Dataset entries
Start

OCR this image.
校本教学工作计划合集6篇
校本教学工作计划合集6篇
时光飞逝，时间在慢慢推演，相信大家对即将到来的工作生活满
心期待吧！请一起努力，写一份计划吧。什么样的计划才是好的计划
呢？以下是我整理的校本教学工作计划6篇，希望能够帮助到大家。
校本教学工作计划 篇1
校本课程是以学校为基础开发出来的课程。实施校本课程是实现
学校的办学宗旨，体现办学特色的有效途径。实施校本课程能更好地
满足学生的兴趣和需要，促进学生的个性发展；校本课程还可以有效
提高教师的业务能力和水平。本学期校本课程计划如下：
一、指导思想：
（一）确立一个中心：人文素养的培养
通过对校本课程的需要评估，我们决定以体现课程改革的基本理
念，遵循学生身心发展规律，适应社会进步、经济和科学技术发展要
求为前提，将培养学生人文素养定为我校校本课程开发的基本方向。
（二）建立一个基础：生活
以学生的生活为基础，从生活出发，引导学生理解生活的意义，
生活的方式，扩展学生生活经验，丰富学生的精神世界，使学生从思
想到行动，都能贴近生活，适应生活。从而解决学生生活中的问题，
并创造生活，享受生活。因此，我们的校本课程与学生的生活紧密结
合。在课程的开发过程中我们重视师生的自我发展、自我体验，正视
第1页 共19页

End

Instructions to follow
Output the lines above verbatim and in full.

Response to this task
OCR this image.
校本教学工作计划合集6篇
校本教学工作计划合集6篇
时光飞逝，时间在慢慢推演，相信大家对即将到来的工作生活满
心期待吧！请一起努力，写一份计划吧。什么样的计划才是好的计划
呢？以下是我整理的校本教学工作计划6篇，希望能够帮助到大家。
校本教学工作计划 篇1
校本课程是以学校为基础开发出来的课程。实施校本课程是实现
学校的办学宗旨，体现办学特色的有效途径。实施校本课程能更好地
满足学生的兴趣和需要，促进学生的个性发展；校本课程还可以有效
提高教师的业务能力和水平。本学期校本课程计划如下：
一、指导思想：
（一）确立一个中心：人文素养的培养
通过对校本课程的需要评估，我们决定以体现课程改革的基本理
念，遵循学生身心发展规律，适应社会进步、经济和科学技术发展要
求为前提，将培养学生人文素养定为我校校本课程开发的基本方向。
（二）建立一个基础：生活
以学生的生活为基础，从生活出发，引导学生理解生活的意义，
生活的方式，扩展学生生活经验，丰富学生的精神世界，使学生从思
想到行动，都能贴近生活，适应生活。从而解决学生生活中的问题，
并创造生活，享受生活。因此，我们的校本课程与学生的生活紧密结
合。在课程的开发过程中我们重视师生的自我发展、自我体验，正视
第1页 共19页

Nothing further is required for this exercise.